Task description
Determine the number of lines where "환영합니다" occurs and reply with that number by itself.

Extracted records
■ ■ ■ ■

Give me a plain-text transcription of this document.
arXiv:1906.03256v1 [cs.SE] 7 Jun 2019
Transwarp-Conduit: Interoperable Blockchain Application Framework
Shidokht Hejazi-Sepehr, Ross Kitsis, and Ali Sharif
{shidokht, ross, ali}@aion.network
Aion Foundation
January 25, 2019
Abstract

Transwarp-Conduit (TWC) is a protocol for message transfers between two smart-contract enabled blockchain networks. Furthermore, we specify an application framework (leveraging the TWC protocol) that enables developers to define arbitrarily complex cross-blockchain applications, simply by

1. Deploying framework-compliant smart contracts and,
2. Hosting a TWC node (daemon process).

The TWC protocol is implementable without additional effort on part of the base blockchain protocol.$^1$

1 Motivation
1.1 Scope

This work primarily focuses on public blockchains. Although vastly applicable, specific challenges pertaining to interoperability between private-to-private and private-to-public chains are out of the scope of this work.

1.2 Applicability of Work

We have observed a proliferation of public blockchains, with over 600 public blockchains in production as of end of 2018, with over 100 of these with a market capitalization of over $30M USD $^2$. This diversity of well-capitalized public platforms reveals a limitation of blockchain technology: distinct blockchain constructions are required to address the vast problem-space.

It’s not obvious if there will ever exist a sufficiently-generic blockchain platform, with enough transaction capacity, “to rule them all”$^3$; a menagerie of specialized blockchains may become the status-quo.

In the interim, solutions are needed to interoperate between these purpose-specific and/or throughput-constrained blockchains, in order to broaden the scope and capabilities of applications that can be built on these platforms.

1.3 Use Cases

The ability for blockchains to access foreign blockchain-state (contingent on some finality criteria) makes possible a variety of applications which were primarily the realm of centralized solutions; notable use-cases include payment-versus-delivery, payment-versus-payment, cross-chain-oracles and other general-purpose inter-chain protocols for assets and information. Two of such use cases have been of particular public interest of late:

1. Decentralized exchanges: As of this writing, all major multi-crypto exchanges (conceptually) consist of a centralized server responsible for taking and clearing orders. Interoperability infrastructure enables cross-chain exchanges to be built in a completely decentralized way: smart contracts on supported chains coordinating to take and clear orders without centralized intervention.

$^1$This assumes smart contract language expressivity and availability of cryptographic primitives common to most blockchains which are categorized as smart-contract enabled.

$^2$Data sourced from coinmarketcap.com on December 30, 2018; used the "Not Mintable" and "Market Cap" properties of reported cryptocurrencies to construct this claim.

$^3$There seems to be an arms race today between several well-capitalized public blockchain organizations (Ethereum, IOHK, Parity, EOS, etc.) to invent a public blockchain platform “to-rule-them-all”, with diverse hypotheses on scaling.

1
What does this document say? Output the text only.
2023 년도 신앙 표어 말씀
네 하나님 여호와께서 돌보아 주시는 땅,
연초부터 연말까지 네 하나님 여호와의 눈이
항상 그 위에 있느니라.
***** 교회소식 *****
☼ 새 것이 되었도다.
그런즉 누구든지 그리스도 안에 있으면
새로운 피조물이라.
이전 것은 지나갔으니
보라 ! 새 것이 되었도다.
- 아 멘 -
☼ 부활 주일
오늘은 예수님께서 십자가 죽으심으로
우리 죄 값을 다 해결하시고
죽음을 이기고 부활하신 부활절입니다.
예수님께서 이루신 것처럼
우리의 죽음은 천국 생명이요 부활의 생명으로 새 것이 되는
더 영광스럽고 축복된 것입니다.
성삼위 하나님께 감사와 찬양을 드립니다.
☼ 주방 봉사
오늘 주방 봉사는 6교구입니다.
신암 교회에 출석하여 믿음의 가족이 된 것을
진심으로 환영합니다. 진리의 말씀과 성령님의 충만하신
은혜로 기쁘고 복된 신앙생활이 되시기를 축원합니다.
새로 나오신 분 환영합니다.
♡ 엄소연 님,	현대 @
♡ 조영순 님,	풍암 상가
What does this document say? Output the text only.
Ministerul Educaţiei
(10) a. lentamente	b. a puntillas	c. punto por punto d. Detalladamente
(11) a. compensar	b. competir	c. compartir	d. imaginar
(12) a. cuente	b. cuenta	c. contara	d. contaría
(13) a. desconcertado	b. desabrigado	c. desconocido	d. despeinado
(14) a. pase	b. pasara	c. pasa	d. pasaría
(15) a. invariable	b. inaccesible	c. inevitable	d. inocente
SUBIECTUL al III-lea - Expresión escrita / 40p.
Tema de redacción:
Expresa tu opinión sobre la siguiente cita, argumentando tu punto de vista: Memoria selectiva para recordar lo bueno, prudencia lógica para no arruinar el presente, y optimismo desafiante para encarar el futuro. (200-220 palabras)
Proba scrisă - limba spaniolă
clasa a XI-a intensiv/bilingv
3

■ ■ ■ ■

Task solution
2